Copy out the data below verbatim.

* * * * * * *

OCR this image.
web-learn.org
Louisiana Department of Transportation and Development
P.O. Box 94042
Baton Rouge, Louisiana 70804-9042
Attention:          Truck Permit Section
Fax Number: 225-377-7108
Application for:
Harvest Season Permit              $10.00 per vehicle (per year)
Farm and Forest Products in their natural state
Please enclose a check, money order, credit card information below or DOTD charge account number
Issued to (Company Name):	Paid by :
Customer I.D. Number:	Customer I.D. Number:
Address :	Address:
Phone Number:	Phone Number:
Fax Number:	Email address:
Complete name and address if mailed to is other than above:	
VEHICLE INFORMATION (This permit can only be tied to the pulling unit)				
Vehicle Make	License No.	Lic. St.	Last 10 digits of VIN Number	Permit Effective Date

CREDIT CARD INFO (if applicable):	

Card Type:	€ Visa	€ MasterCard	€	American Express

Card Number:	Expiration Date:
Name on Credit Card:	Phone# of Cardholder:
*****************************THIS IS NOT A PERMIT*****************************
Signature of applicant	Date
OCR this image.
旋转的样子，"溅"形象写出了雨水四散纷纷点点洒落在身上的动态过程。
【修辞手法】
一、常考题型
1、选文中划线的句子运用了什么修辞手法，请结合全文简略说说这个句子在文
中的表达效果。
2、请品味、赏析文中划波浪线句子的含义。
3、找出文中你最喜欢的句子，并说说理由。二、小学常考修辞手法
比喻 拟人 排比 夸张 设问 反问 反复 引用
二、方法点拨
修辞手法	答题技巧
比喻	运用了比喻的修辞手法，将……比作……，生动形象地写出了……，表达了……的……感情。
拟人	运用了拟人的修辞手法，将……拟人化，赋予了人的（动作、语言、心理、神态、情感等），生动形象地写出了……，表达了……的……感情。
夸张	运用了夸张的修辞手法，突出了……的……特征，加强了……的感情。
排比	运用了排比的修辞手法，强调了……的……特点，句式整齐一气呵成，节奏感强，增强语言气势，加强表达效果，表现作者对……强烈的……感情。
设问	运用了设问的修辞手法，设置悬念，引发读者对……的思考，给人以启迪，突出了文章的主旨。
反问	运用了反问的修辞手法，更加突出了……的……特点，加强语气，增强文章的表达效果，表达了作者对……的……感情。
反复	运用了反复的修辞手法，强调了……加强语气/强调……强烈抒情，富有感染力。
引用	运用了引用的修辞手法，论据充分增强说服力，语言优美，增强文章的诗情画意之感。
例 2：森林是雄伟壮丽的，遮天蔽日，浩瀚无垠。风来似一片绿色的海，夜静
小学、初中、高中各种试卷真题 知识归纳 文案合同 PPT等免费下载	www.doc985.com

* * * * * * *

#### Full response:
OCR this image.
web-learn.org
Louisiana Department of Transportation and Development
P.O. Box 94042
Baton Rouge, Louisiana 70804-9042
Attention:          Truck Permit Section
Fax Number: 225-377-7108
Application for:
Harvest Season Permit              $10.00 per vehicle (per year)
Farm and Forest Products in their natural state
Please enclose a check, money order, credit card information below or DOTD charge account number
Issued to (Company Name):	Paid by :
Customer I.D. Number:	Customer I.D. Number:
Address :	Address:
Phone Number:	Phone Number:
Fax Number:	Email address:
Complete name and address if mailed to is other than above:	
VEHICLE INFORMATION (This permit can only be tied to the pulling unit)				
Vehicle Make	License No.	Lic. St.	Last 10 digits of VIN Number	Permit Effective Date

CREDIT CARD INFO (if applicable):	

Card Type:	€ Visa	€ MasterCard	€	American Express

Card Number:	Expiration Date:
Name on Credit Card:	Phone# of Cardholder:
*****************************THIS IS NOT A PERMIT*****************************
Signature of applicant	Date
OCR this image.
旋转的样子，"溅"形象写出了雨水四散纷纷点点洒落在身上的动态过程。
【修辞手法】
一、常考题型
1、选文中划线的句子运用了什么修辞手法，请结合全文简略说说这个句子在文
中的表达效果。
2、请品味、赏析文中划波浪线句子的含义。
3、找出文中你最喜欢的句子，并说说理由。二、小学常考修辞手法
比喻 拟人 排比 夸张 设问 反问 反复 引用
二、方法点拨
修辞手法	答题技巧
比喻	运用了比喻的修辞手法，将……比作……，生动形象地写出了……，表达了……的……感情。
拟人	运用了拟人的修辞手法，将……拟人化，赋予了人的（动作、语言、心理、神态、情感等），生动形象地写出了……，表达了……的……感情。
夸张	运用了夸张的修辞手法，突出了……的……特征，加强了……的感情。
排比	运用了排比的修辞手法，强调了……的……特点，句式整齐一气呵成，节奏感强，增强语言气势，加强表达效果，表现作者对……强烈的……感情。
设问	运用了设问的修辞手法，设置悬念，引发读者对……的思考，给人以启迪，突出了文章的主旨。
反问	运用了反问的修辞手法，更加突出了……的……特点，加强语气，增强文章的表达效果，表达了作者对……的……感情。
反复	运用了反复的修辞手法，强调了……加强语气/强调……强烈抒情，富有感染力。
引用	运用了引用的修辞手法，论据充分增强说服力，语言优美，增强文章的诗情画意之感。
例 2：森林是雄伟壮丽的，遮天蔽日，浩瀚无垠。风来似一片绿色的海，夜静
小学、初中、高中各种试卷真题 知识归纳 文案合同 PPT等免费下载	www.doc985.com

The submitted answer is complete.